=== Goal ===
Lines that contain "изложить" are to be counted; give only their number.

=== Stored data ===

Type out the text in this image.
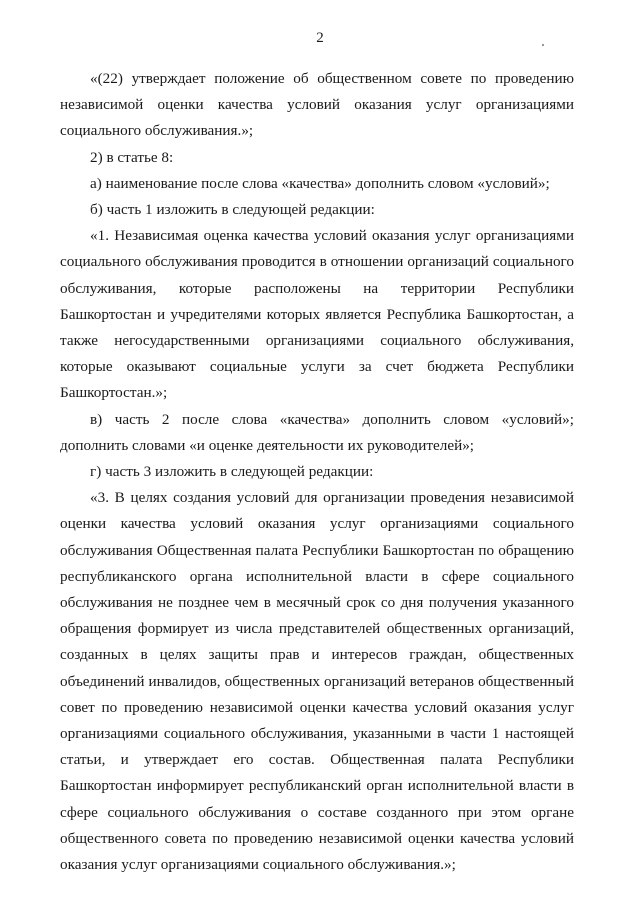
2

«(22) утверждает положение об общественном совете по проведению независимой оценки качества условий оказания услуг организациями социального обслуживания.»;

2) в статье 8:

а) наименование после слова «качества» дополнить словом «условий»;

б) часть 1 изложить в следующей редакции:

«1. Независимая оценка качества условий оказания услуг организациями социального обслуживания проводится в отношении организаций социального обслуживания, которые расположены на территории Республики Башкортостан и учредителями которых является Республика Башкортостан, а также негосударственными организациями социального обслуживания, которые оказывают социальные услуги за счет бюджета Республики Башкортостан.»;

в) часть 2 после слова «качества» дополнить словом «условий»; дополнить словами «и оценке деятельности их руководителей»;

г) часть 3 изложить в следующей редакции:

«3. В целях создания условий для организации проведения независимой оценки качества условий оказания услуг организациями социального обслуживания Общественная палата Республики Башкортостан по обращению республиканского органа исполнительной власти в сфере социального обслуживания не позднее чем в месячный срок со дня получения указанного обращения формирует из числа представителей общественных организаций, созданных в целях защиты прав и интересов граждан, общественных объединений инвалидов, общественных организаций ветеранов общественный совет по проведению независимой оценки качества условий оказания услуг организациями социального обслуживания, указанными в части 1 настоящей статьи, и утверждает его состав. Общественная палата Республики Башкортостан информирует республиканский орган исполнительной власти в сфере социального обслуживания о составе созданного при этом органе общественного совета по проведению независимой оценки качества условий оказания услуг организациями социального обслуживания.»;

=== Task result ===
2